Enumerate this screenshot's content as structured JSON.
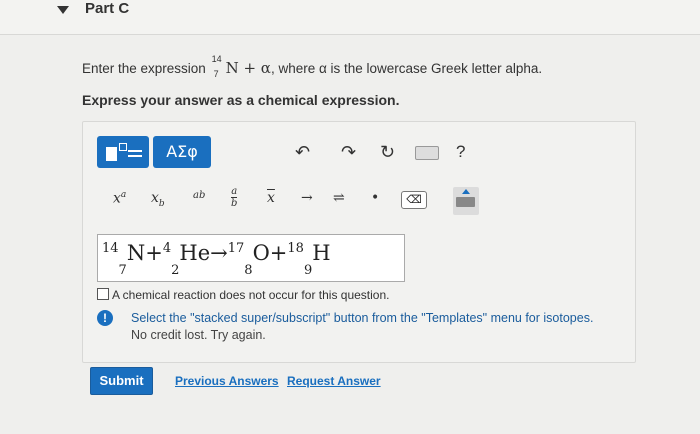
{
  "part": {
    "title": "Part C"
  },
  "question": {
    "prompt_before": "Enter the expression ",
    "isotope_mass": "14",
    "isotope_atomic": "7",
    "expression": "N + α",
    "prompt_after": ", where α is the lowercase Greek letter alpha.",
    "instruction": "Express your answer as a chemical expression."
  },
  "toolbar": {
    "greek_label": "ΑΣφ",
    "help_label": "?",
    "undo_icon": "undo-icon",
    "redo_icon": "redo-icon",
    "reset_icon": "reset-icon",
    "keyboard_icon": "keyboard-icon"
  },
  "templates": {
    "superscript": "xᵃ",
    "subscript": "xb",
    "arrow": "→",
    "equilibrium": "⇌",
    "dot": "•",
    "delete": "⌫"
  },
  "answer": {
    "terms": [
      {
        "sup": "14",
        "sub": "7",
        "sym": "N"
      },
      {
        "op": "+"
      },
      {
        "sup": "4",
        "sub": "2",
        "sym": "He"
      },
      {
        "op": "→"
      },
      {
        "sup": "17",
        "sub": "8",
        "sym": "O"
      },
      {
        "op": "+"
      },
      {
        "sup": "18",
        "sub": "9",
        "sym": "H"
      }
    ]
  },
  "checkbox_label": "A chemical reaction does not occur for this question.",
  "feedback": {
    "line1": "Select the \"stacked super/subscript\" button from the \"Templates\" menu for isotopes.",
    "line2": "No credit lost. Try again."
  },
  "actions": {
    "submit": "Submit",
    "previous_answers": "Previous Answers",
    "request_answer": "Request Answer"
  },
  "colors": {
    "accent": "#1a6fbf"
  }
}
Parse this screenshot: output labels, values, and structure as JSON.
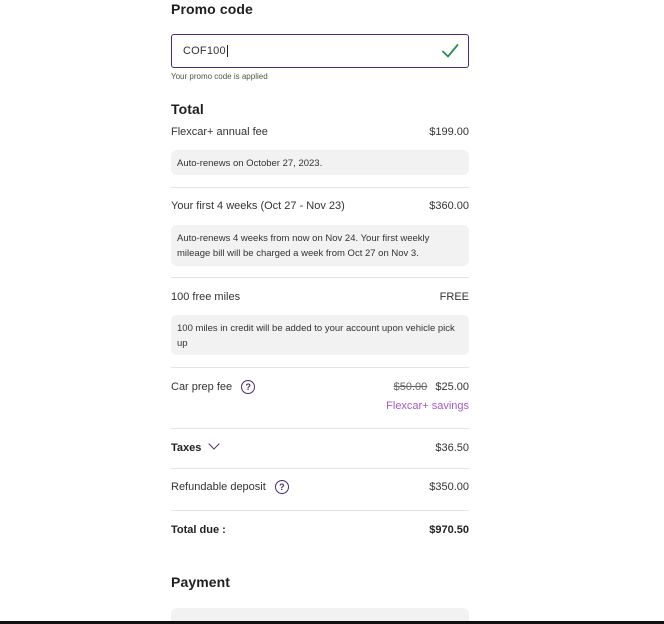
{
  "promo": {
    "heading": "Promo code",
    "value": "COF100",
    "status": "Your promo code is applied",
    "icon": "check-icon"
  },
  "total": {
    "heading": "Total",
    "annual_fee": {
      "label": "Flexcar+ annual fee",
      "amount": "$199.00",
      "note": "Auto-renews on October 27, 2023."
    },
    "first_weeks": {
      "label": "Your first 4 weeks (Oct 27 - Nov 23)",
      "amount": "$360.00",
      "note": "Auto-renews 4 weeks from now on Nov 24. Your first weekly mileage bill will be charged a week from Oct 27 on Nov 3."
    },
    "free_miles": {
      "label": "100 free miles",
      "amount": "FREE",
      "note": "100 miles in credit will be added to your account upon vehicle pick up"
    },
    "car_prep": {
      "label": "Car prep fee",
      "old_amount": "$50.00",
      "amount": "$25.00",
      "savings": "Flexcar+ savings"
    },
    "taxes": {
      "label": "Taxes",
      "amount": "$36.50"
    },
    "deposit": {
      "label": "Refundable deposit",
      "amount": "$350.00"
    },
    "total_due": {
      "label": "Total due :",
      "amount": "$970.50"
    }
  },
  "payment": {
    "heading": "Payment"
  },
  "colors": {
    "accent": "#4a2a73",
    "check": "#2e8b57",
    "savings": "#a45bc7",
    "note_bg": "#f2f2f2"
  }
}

> _WHAT IS NEEDED_: From the line containing "Parse this screenshot: output" to the end of the data above, give those lines again verbatim, with both endpoints included and no images.

> _THE OUTPUT_:
Parse this screenshot: output labels, values, and structure as JSON.
{
  "promo": {
    "heading": "Promo code",
    "value": "COF100",
    "status": "Your promo code is applied",
    "icon": "check-icon"
  },
  "total": {
    "heading": "Total",
    "annual_fee": {
      "label": "Flexcar+ annual fee",
      "amount": "$199.00",
      "note": "Auto-renews on October 27, 2023."
    },
    "first_weeks": {
      "label": "Your first 4 weeks (Oct 27 - Nov 23)",
      "amount": "$360.00",
      "note": "Auto-renews 4 weeks from now on Nov 24. Your first weekly mileage bill will be charged a week from Oct 27 on Nov 3."
    },
    "free_miles": {
      "label": "100 free miles",
      "amount": "FREE",
      "note": "100 miles in credit will be added to your account upon vehicle pick up"
    },
    "car_prep": {
      "label": "Car prep fee",
      "old_amount": "$50.00",
      "amount": "$25.00",
      "savings": "Flexcar+ savings"
    },
    "taxes": {
      "label": "Taxes",
      "amount": "$36.50"
    },
    "deposit": {
      "label": "Refundable deposit",
      "amount": "$350.00"
    },
    "total_due": {
      "label": "Total due :",
      "amount": "$970.50"
    }
  },
  "payment": {
    "heading": "Payment"
  },
  "colors": {
    "accent": "#4a2a73",
    "check": "#2e8b57",
    "savings": "#a45bc7",
    "note_bg": "#f2f2f2"
  }
}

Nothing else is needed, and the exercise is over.